**Objetivo**
Reproduce al pie de la letra todo el texto sobre las palliris del Cerro Rico que aparece a continuación.

**Bloque de texto**
Me hicieron caso: cuatro son profesores y
otro es pastor en una iglesia. Ellos no quieren que suba, pero en mi
casa me aburro. Me acostumbré a trabajar mucho, me molesta estar en la
casa sentada.
Adelaida masca coca y la escupe
disimuladamente. A su lado María Vargas, una palliri un poco más joven y
callada golpea una roca. La mira y la arroja para un lado.
María tiene 54 años y quedó viuda en
1999. Mientras la silicosis consumía a su marido y vio que no tenían
comida en casa, se vino a pallar al cerro. Después de su muerte siguió
escarbando entre los escombros, buscando entre el residuo de los metales
algo que rescatar. Es la tradición de la mina. El destino que por
centurias ha marcado a las viudas de Cerro Rico.
—Las cosas ya no son como antes.
Quedamos pocas palliris, ahora hay más guardabocaminas. Ellas tienen más
trabajo y sufren más –dice María sin dejar de golpear la roca.
—Ahora nada tiene la pureza de antes –refunfuña y martillea con fuerza una piedra hasta hacerla polvo.
***
Palliris y guardabocaminas forman parte
de un perverso sistema que tiene su postal más cruel en “la montaña
devora hombres”, como llaman los mineros al Cerro Rico, y que se replica
en otros centros mineros de Bolivia.
Según Comibol, en todo el país alrededor
de cinco mil mineros trabajan para la empresa estatal. Nueve mil lo
hacen para compañías privadas. Pero existe una cifra fantasma, un número
que nadie maneja, de los trabajadores de los pequeños minerales: en
bocaminas sostenidas por maderos viejos, con túneles enclenques, pozos
de “copajira” (agua tóxica) y gases contaminantes que los mineros
combaten cubriéndose sólo con pañuelos.

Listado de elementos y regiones

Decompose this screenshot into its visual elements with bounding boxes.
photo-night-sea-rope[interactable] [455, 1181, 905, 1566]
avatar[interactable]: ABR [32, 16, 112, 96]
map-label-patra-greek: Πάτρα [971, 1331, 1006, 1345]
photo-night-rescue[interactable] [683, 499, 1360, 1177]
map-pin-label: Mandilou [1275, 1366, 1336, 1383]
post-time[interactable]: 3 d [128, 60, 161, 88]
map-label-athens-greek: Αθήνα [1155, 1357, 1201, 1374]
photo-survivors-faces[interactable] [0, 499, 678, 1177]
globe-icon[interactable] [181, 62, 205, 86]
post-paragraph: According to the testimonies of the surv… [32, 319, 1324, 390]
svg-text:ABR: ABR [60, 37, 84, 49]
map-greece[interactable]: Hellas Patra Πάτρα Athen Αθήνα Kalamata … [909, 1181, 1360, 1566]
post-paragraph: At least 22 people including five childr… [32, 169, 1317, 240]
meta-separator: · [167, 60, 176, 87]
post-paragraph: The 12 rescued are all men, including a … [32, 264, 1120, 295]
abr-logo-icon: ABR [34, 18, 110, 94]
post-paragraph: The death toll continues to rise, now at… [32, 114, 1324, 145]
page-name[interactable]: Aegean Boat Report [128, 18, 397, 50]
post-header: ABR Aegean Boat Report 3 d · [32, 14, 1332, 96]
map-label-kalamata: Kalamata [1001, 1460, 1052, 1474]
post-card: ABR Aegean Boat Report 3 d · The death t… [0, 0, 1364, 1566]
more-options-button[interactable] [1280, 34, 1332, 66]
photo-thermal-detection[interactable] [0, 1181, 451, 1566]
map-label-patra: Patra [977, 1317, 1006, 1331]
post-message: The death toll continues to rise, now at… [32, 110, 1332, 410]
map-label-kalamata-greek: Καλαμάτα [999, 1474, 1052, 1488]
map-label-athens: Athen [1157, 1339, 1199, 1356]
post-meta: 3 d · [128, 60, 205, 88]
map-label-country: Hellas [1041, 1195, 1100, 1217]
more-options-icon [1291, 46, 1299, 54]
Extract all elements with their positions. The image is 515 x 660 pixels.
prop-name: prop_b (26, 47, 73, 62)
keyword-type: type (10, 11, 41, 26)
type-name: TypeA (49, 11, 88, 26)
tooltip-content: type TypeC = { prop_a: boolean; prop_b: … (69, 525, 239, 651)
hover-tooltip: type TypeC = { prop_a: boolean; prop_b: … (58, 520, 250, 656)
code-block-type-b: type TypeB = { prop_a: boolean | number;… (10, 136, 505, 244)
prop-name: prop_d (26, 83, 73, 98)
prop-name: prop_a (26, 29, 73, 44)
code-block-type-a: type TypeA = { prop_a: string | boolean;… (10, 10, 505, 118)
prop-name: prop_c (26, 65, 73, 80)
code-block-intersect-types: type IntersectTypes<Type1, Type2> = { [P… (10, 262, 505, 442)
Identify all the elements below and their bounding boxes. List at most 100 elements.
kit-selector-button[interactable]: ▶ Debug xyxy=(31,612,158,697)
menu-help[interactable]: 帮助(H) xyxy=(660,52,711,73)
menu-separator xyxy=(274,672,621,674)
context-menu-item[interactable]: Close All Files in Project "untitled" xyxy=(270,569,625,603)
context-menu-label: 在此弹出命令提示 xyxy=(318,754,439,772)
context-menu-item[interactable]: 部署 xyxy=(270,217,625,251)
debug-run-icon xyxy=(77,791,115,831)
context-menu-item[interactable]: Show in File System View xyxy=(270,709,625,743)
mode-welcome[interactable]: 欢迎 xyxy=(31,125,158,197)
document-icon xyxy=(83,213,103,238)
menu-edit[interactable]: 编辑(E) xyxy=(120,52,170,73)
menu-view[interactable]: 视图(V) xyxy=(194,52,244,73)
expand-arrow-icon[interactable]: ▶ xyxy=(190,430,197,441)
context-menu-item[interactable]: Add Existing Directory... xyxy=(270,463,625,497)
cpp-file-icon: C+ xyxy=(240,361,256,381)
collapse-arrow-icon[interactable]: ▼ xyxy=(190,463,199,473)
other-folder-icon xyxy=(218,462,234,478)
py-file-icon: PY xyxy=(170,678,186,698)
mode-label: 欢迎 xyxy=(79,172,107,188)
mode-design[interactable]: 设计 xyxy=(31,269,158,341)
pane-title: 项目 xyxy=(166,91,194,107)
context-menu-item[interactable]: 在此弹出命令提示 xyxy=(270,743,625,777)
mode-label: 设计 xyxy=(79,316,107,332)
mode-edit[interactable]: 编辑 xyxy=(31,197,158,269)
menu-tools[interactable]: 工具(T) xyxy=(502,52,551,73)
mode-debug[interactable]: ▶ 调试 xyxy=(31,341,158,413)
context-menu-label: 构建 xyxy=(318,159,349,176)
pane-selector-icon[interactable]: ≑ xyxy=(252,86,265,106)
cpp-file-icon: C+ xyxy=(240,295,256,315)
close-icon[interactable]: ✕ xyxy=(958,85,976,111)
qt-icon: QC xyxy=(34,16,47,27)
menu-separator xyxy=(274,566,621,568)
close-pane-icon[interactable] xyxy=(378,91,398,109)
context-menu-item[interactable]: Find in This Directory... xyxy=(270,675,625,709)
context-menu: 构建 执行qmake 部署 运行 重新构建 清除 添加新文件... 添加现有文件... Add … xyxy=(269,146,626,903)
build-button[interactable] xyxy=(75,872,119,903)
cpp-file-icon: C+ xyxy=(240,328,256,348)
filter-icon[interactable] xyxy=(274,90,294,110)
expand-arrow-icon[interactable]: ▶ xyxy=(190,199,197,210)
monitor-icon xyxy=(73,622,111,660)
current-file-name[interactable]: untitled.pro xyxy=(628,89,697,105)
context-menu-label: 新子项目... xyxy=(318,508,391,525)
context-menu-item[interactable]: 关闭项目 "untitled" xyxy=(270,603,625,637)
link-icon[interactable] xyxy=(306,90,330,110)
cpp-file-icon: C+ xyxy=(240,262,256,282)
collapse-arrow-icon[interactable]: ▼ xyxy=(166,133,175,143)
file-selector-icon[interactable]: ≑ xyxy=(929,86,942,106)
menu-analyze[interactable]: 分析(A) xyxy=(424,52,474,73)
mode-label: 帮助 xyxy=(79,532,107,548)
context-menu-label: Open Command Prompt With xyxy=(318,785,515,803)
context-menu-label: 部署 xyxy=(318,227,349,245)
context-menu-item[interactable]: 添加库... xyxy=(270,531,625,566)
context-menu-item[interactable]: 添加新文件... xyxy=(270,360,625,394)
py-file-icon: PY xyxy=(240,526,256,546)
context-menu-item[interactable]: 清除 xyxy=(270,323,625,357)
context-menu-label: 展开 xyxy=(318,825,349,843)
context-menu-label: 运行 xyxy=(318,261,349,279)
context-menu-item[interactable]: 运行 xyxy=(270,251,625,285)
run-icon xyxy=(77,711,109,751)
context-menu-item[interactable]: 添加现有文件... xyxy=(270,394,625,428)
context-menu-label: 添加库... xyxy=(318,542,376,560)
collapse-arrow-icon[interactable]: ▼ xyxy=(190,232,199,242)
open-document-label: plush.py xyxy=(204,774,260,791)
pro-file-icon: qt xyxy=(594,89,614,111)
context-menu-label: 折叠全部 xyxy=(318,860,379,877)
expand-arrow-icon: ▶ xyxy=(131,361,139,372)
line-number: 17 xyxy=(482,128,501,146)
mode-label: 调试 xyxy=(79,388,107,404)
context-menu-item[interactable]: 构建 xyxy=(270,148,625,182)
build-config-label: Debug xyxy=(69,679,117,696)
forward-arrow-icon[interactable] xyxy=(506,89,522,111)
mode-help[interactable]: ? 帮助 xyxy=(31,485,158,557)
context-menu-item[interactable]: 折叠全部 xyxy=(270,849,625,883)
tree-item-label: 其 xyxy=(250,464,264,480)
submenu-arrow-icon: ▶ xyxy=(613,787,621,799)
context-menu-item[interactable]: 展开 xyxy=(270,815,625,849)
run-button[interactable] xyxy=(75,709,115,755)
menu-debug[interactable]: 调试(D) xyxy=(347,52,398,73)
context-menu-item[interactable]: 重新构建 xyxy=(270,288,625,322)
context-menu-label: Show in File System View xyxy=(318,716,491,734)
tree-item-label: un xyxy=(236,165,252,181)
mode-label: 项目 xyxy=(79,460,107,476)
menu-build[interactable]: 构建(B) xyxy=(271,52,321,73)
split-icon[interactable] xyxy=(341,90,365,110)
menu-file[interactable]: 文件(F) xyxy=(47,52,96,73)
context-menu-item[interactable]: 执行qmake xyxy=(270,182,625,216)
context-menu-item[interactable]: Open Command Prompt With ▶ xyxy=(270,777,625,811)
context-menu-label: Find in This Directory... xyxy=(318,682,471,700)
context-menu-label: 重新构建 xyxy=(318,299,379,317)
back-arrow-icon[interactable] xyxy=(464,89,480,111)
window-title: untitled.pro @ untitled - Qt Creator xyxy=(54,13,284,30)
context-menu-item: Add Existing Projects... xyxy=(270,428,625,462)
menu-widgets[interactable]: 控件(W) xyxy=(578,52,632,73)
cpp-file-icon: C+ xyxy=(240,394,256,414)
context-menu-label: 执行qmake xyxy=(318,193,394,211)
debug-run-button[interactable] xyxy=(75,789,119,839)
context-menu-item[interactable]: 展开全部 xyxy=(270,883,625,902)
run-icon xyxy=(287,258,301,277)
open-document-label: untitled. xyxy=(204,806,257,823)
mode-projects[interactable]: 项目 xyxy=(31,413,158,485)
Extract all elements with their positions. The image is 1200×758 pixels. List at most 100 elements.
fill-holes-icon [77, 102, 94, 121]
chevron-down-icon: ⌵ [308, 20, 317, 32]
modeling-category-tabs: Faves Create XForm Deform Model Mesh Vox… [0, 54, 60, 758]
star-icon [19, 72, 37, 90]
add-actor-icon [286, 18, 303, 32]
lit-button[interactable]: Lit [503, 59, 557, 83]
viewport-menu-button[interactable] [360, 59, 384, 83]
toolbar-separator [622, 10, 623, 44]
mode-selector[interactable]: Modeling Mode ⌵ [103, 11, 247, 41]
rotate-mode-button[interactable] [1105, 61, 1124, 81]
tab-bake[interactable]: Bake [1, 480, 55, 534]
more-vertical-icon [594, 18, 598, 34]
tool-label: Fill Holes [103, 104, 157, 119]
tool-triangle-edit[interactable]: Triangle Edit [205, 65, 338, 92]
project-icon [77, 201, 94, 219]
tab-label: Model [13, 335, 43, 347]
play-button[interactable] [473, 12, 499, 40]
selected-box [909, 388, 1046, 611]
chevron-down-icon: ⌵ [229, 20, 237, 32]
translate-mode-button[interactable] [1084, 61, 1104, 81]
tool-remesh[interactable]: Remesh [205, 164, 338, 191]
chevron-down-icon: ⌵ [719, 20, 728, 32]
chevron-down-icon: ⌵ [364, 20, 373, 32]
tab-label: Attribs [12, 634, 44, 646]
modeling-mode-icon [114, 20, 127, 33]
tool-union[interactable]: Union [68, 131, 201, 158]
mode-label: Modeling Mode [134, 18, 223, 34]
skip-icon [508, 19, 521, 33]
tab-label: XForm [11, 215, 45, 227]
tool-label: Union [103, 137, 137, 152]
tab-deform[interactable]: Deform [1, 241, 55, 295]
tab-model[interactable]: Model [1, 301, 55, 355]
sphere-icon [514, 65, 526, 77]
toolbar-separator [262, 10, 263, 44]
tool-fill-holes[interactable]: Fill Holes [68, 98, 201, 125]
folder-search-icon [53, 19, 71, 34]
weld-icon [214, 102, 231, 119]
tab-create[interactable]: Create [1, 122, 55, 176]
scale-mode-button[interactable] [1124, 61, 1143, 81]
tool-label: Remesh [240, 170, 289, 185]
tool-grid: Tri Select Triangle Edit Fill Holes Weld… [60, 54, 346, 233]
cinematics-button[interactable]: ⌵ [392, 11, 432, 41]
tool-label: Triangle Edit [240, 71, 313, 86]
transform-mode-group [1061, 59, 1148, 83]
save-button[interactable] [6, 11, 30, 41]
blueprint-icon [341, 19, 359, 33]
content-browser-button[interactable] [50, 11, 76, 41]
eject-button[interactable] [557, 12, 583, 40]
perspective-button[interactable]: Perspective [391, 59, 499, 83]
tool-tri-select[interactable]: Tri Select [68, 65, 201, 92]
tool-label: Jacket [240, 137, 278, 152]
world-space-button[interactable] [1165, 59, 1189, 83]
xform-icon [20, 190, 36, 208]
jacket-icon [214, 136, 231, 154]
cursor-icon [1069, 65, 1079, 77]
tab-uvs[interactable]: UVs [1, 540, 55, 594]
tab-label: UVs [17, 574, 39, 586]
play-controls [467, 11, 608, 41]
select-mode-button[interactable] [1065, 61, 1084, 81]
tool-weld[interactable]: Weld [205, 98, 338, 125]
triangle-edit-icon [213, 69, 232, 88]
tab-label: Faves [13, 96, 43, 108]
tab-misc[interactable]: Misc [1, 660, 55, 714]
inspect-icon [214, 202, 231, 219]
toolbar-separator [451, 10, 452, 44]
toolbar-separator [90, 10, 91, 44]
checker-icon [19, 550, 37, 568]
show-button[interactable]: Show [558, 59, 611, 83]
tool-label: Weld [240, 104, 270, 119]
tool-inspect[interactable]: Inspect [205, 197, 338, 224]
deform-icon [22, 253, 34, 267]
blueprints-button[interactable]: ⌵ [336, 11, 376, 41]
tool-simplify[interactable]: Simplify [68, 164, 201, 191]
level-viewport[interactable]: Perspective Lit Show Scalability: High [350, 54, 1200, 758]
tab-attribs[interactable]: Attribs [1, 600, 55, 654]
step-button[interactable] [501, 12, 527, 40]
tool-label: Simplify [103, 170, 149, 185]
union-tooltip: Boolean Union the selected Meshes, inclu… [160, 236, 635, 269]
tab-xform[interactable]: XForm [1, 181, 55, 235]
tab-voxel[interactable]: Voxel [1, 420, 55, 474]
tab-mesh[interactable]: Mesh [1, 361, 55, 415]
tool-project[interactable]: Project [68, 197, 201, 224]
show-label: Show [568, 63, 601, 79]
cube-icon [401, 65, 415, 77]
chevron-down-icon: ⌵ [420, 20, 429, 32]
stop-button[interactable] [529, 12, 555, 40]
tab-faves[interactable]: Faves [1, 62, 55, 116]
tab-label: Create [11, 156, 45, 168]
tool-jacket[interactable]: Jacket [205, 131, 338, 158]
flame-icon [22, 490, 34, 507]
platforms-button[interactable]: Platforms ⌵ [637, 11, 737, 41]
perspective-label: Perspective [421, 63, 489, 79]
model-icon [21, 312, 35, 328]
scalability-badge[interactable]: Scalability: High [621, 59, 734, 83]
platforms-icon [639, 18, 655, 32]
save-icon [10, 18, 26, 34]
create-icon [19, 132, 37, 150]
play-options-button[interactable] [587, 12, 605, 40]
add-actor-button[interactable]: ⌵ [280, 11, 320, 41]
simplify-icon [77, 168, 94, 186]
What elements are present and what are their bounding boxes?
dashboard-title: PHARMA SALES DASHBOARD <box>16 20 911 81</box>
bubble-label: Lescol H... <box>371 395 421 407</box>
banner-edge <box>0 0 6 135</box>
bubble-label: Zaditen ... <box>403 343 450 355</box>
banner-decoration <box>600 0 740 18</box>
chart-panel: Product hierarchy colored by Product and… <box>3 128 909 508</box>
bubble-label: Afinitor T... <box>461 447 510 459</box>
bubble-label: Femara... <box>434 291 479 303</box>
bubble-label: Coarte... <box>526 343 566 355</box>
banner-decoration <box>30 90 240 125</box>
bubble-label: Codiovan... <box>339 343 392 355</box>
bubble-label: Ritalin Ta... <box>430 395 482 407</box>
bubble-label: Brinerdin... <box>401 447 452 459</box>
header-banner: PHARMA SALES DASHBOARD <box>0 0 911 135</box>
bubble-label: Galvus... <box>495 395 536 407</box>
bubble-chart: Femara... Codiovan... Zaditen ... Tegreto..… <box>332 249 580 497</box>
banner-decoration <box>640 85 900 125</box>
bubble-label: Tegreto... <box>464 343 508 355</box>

**Respuesta**
Me hicieron caso: cuatro son profesores y
otro es pastor en una iglesia. Ellos no quieren que suba, pero en mi
casa me aburro. Me acostumbré a trabajar mucho, me molesta estar en la
casa sentada.
Adelaida masca coca y la escupe
disimuladamente. A su lado María Vargas, una palliri un poco más joven y
callada golpea una roca. La mira y la arroja para un lado.
María tiene 54 años y quedó viuda en
1999. Mientras la silicosis consumía a su marido y vio que no tenían
comida en casa, se vino a pallar al cerro. Después de su muerte siguió
escarbando entre los escombros, buscando entre el residuo de los metales
algo que rescatar. Es la tradición de la mina. El destino que por
centurias ha marcado a las viudas de Cerro Rico.
—Las cosas ya no son como antes.
Quedamos pocas palliris, ahora hay más guardabocaminas. Ellas tienen más
trabajo y sufren más –dice María sin dejar de golpear la roca.
—Ahora nada tiene la pureza de antes –refunfuña y martillea con fuerza una piedra hasta hacerla polvo.
***
Palliris y guardabocaminas forman parte
de un perverso sistema que tiene su postal más cruel en “la montaña
devora hombres”, como llaman los mineros al Cerro Rico, y que se replica
en otros centros mineros de Bolivia.
Según Comibol, en todo el país alrededor
de cinco mil mineros trabajan para la empresa estatal. Nueve mil lo
hacen para compañías privadas. Pero existe una cifra fantasma, un número
que nadie maneja, de los trabajadores de los pequeños minerales: en
bocaminas sostenidas por maderos viejos, con túneles enclenques, pozos
de “copajira” (agua tóxica) y gases contaminantes que los mineros
combaten cubriéndose sólo con pañuelos.